#### ENTRIES SUPPLIED

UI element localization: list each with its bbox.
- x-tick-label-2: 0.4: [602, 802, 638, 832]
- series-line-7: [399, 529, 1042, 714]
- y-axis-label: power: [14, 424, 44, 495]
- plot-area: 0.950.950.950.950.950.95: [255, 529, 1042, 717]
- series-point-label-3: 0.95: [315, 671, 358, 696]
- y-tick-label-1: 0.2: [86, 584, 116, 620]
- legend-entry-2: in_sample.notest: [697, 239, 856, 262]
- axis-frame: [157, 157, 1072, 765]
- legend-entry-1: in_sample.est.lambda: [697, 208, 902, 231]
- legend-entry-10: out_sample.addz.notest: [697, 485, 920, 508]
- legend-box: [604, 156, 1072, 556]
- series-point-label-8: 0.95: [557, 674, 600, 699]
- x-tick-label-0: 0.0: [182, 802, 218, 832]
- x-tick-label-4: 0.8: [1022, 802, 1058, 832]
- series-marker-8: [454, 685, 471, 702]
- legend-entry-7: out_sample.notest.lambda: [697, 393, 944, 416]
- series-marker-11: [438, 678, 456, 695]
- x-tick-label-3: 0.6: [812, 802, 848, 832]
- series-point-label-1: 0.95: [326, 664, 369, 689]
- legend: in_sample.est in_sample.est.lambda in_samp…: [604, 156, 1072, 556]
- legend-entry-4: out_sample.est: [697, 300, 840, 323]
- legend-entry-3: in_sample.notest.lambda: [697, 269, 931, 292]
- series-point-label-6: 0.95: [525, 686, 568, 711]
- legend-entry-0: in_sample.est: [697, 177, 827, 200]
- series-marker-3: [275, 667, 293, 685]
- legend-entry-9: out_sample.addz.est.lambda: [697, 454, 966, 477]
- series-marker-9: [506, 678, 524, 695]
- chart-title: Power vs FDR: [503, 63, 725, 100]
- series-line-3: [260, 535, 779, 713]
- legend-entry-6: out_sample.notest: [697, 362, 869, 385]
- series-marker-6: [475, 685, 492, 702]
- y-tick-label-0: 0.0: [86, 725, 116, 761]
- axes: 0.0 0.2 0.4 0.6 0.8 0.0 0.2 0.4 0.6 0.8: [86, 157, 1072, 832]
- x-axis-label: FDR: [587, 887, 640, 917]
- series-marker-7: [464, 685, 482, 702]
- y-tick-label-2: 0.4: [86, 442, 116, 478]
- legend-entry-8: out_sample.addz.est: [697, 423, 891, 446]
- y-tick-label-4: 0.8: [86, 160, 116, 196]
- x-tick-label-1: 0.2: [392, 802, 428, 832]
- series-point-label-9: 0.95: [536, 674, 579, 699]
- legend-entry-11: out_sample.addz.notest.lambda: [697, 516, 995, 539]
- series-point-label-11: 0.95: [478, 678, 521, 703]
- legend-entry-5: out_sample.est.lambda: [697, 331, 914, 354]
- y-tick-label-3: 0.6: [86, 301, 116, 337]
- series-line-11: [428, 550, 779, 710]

########

YOUR OBJECTIVE: Throughout the entries, swap "FDR" for "false discovery rate" and repeat the lines with nothing else changed.

ANSWER FOR THE TASK:
UI element localization: list each with its bbox.
- x-tick-label-2: 0.4: [602, 802, 638, 832]
- series-line-7: [399, 529, 1042, 714]
- y-axis-label: power: [14, 424, 44, 495]
- plot-area: 0.950.950.950.950.950.95: [255, 529, 1042, 717]
- series-point-label-3: 0.95: [315, 671, 358, 696]
- y-tick-label-1: 0.2: [86, 584, 116, 620]
- legend-entry-2: in_sample.notest: [697, 239, 856, 262]
- axis-frame: [157, 157, 1072, 765]
- legend-entry-1: in_sample.est.lambda: [697, 208, 902, 231]
- legend-entry-10: out_sample.addz.notest: [697, 485, 920, 508]
- legend-box: [604, 156, 1072, 556]
- series-point-label-8: 0.95: [557, 674, 600, 699]
- x-tick-label-0: 0.0: [182, 802, 218, 832]
- x-tick-label-4: 0.8: [1022, 802, 1058, 832]
- series-marker-8: [454, 685, 471, 702]
- legend-entry-7: out_sample.notest.lambda: [697, 393, 944, 416]
- series-marker-11: [438, 678, 456, 695]
- x-tick-label-3: 0.6: [812, 802, 848, 832]
- series-point-label-1: 0.95: [326, 664, 369, 689]
- legend: in_sample.est in_sample.est.lambda in_samp…: [604, 156, 1072, 556]
- legend-entry-4: out_sample.est: [697, 300, 840, 323]
- legend-entry-3: in_sample.notest.lambda: [697, 269, 931, 292]
- series-point-label-6: 0.95: [525, 686, 568, 711]
- legend-entry-0: in_sample.est: [697, 177, 827, 200]
- series-marker-3: [275, 667, 293, 685]
- legend-entry-9: out_sample.addz.est.lambda: [697, 454, 966, 477]
- series-marker-9: [506, 678, 524, 695]
- chart-title: Power vs false discovery rate: [503, 63, 725, 100]
- series-line-3: [260, 535, 779, 713]
- legend-entry-6: out_sample.notest: [697, 362, 869, 385]
- series-marker-6: [475, 685, 492, 702]
- y-tick-label-0: 0.0: [86, 725, 116, 761]
- axes: 0.0 0.2 0.4 0.6 0.8 0.0 0.2 0.4 0.6 0.8: [86, 157, 1072, 832]
- x-axis-label: false discovery rate: [587, 887, 640, 917]
- series-marker-7: [464, 685, 482, 702]
- y-tick-label-2: 0.4: [86, 442, 116, 478]
- legend-entry-8: out_sample.addz.est: [697, 423, 891, 446]
- y-tick-label-4: 0.8: [86, 160, 116, 196]
- x-tick-label-1: 0.2: [392, 802, 428, 832]
- series-point-label-9: 0.95: [536, 674, 579, 699]
- legend-entry-11: out_sample.addz.notest.lambda: [697, 516, 995, 539]
- series-point-label-11: 0.95: [478, 678, 521, 703]
- legend-entry-5: out_sample.est.lambda: [697, 331, 914, 354]
- y-tick-label-3: 0.6: [86, 301, 116, 337]
- series-line-11: [428, 550, 779, 710]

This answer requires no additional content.